▶ _TASK BRIEF_
Wherever a line holds the string "name", copy that line.

-- begin EXERCISE INPUTS --

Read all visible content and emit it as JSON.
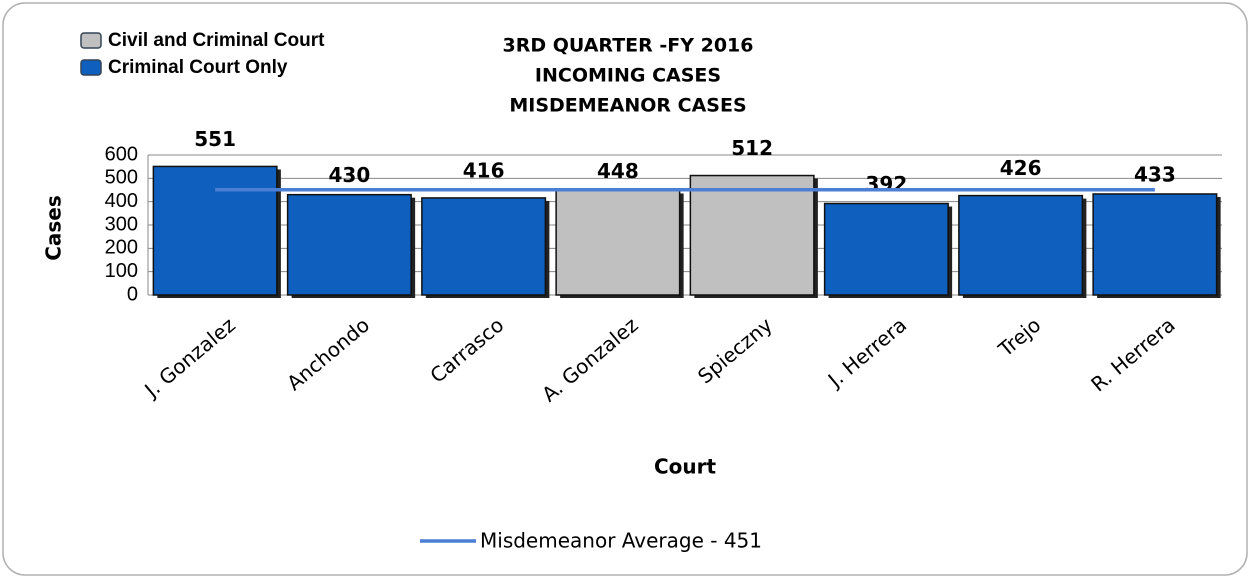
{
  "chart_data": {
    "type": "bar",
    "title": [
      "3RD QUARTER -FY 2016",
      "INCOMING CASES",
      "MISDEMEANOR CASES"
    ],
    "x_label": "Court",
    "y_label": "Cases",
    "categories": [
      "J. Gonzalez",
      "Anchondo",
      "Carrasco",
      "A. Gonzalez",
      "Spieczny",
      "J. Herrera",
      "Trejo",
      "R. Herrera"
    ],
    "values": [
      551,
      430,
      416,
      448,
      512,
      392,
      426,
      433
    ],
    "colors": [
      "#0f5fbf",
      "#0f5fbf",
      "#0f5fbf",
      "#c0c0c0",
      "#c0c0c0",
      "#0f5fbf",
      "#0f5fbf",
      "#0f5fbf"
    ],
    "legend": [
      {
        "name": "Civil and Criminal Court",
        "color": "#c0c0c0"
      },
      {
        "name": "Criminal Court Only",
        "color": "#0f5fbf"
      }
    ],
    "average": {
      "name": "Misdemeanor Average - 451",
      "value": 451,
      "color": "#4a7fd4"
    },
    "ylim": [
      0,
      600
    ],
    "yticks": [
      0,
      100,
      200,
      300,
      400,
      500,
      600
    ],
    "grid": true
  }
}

-- end EXERCISE INPUTS --

▶ _WRITTEN REPLY_
        "name": "Civil and Criminal Court",
        "name": "Criminal Court Only",
      "name": "Misdemeanor Average - 451",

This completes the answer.